═════ Data supplied ═════

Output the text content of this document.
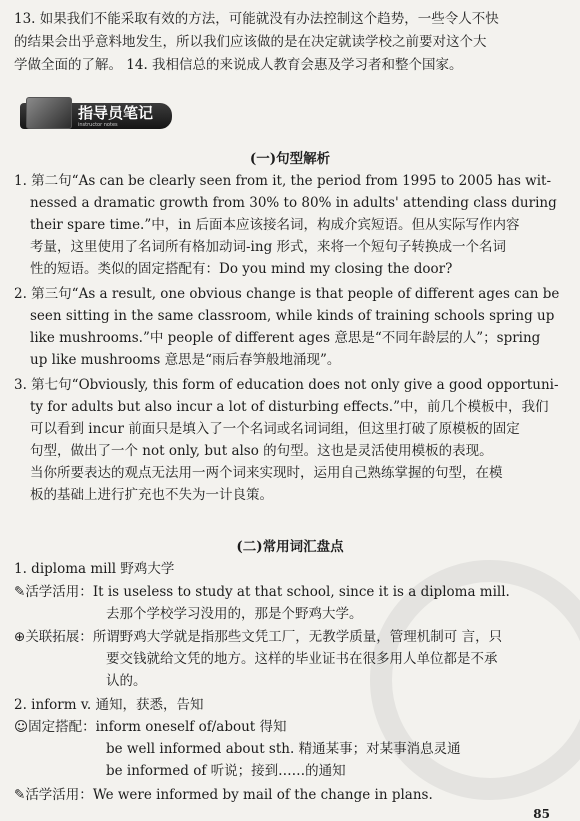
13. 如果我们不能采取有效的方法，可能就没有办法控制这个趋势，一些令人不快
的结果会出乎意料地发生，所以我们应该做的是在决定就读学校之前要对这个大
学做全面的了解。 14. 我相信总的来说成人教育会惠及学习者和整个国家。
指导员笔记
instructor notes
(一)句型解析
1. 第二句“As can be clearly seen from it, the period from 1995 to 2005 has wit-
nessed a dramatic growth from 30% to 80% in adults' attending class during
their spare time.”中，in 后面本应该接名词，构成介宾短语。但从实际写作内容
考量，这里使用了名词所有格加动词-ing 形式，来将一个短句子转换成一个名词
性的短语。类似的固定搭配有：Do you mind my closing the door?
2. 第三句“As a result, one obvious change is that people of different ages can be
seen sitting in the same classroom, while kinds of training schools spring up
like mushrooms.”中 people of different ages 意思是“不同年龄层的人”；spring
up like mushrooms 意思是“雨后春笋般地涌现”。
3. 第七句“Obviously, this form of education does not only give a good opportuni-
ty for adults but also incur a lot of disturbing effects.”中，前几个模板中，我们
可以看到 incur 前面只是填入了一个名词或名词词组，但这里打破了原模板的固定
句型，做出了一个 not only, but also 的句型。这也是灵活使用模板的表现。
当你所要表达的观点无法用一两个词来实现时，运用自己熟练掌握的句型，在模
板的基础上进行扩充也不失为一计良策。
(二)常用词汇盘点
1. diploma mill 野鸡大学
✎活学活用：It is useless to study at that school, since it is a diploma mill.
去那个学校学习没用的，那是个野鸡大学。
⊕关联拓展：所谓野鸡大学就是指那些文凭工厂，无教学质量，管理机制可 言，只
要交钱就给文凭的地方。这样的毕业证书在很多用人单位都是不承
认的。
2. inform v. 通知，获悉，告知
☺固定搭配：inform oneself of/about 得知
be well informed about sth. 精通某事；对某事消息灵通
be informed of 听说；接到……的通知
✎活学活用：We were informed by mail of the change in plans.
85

═════

* Short task:
Pull out all lines containing "change".

* Complete answer:
2. 第三句“As a result, one obvious change is that people of different ages can be
✎活学活用：We were informed by mail of the change in plans.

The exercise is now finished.